WHAT TO DO - Take the material and output all of it exactly.

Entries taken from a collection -

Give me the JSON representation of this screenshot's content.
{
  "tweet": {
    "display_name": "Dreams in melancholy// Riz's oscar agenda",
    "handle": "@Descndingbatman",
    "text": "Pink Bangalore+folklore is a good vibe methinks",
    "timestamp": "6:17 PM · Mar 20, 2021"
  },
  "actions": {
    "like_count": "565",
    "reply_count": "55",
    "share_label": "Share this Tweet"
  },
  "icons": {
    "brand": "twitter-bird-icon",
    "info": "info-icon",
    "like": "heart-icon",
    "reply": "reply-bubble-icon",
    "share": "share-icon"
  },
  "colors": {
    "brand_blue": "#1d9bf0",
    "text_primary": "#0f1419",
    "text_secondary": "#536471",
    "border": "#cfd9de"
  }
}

OUTPUT -
Give me the JSON representation of this screenshot's content.
{
  "tweet": {
    "display_name": "Dreams in melancholy// Riz's oscar agenda",
    "handle": "@Descndingbatman",
    "text": "Pink Bangalore+folklore is a good vibe methinks",
    "timestamp": "6:17 PM · Mar 20, 2021"
  },
  "actions": {
    "like_count": "565",
    "reply_count": "55",
    "share_label": "Share this Tweet"
  },
  "icons": {
    "brand": "twitter-bird-icon",
    "info": "info-icon",
    "like": "heart-icon",
    "reply": "reply-bubble-icon",
    "share": "share-icon"
  },
  "colors": {
    "brand_blue": "#1d9bf0",
    "text_primary": "#0f1419",
    "text_secondary": "#536471",
    "border": "#cfd9de"
  }
}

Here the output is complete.